**Aim of the exercise**. Omit all pictures and transcribe only the lines in the entries below that run from the line with "Serialize everything readable" through the line with "Convert this screenshot".

Extracted data entries:
┏━━

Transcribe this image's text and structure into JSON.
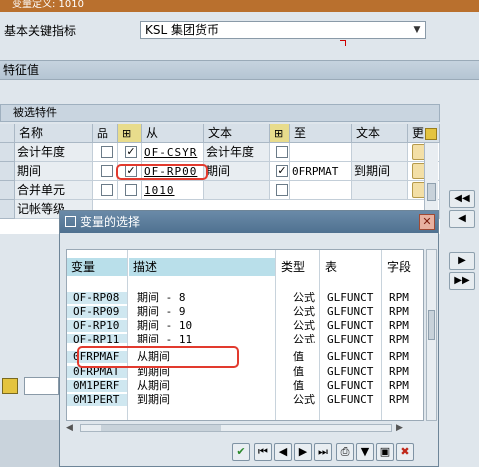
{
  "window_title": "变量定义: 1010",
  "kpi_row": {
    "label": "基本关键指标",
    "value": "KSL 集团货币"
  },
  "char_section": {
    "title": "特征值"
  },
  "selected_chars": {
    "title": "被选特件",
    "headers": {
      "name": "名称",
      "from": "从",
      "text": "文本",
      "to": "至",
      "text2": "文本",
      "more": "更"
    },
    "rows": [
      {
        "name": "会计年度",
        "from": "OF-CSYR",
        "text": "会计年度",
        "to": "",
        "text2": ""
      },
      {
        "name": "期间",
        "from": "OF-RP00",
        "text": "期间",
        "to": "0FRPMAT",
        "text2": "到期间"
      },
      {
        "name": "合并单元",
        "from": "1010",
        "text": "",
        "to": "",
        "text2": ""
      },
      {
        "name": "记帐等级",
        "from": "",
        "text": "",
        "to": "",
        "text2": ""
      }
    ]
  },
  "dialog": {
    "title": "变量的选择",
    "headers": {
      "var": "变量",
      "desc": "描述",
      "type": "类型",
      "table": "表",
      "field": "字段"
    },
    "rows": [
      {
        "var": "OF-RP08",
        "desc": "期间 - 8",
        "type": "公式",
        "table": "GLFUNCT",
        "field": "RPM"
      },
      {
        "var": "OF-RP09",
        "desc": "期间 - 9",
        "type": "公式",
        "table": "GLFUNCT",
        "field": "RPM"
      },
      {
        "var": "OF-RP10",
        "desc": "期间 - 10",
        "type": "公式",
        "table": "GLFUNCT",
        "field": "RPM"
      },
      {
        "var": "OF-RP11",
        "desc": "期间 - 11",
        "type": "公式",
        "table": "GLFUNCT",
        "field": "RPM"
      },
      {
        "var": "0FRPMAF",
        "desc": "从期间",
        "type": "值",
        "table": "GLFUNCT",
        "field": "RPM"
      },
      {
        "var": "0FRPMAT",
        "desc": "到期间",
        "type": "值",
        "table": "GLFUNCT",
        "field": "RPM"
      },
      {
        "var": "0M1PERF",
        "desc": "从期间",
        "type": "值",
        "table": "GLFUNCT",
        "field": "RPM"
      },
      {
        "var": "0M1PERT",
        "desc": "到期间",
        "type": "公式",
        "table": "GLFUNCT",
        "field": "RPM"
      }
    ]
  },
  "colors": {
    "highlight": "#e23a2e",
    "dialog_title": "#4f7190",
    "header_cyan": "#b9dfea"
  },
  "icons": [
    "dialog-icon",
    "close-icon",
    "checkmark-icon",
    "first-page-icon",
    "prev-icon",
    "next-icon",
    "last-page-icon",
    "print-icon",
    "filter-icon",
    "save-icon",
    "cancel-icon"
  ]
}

┗━━
┏━━

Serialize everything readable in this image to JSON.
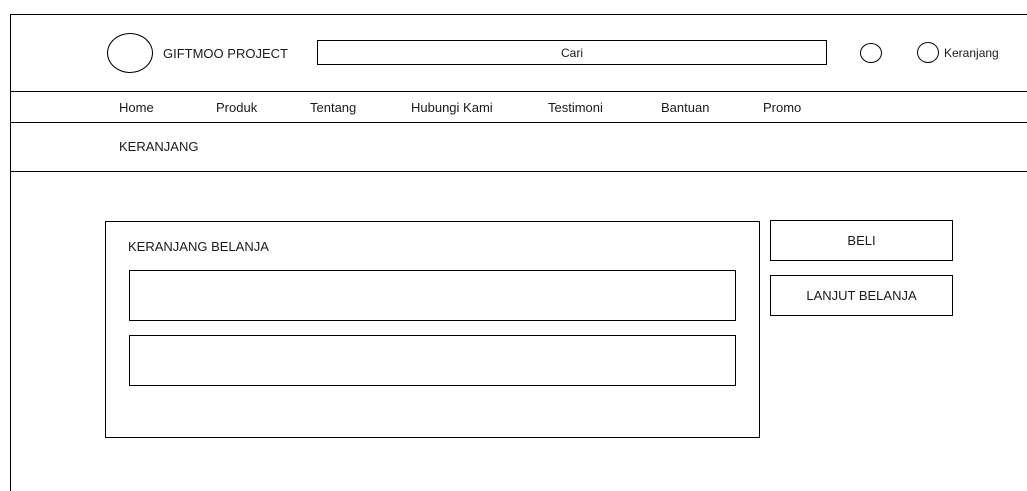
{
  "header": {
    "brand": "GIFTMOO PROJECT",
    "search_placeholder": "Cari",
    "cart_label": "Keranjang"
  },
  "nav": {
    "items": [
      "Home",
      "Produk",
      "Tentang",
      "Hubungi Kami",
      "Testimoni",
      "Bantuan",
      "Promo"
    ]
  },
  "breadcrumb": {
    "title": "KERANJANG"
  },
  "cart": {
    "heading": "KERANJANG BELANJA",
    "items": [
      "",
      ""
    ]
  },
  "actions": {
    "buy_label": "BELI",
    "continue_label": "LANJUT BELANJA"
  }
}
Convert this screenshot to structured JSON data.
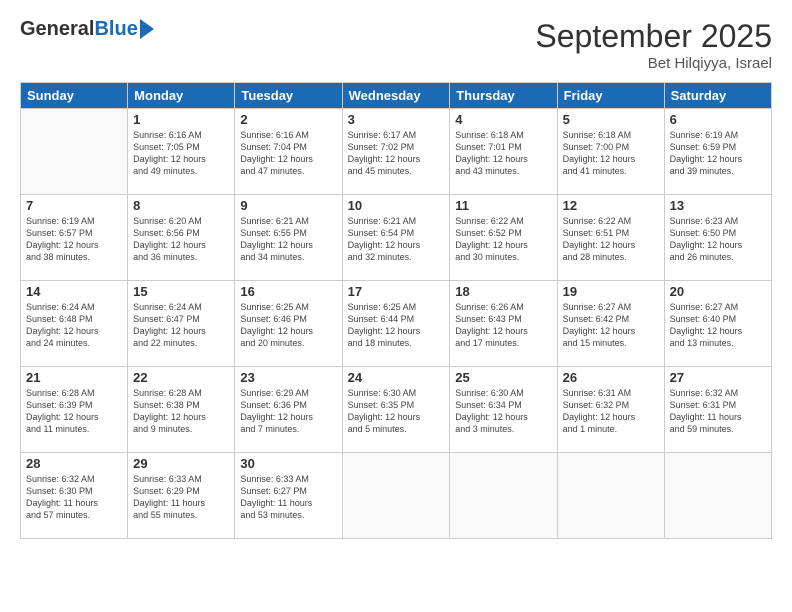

┗━━

**Worked answer**.
Serialize everything readable in this image to JSON.
{
  "header": {
    "brand": "GIFTMOO PROJECT",
    "search_placeholder": "Cari",
    "cart_label": "Keranjang"
  },
  "nav": {
    "items": [
      "Home",
      "Produk",
      "Tentang",
      "Hubungi Kami",
      "Testimoni",
      "Bantuan",
      "Promo"
    ]
  },
  "breadcrumb": {
    "title": "KERANJANG"
  },
  "cart": {
    "heading": "KERANJANG BELANJA",
    "items": [
      "",
      ""
    ]
  },
  "actions": {
    "buy_label": "BELI",
    "continue_label": "LANJUT BELANJA"
  }
}
Convert this screenshot to structured JSON data.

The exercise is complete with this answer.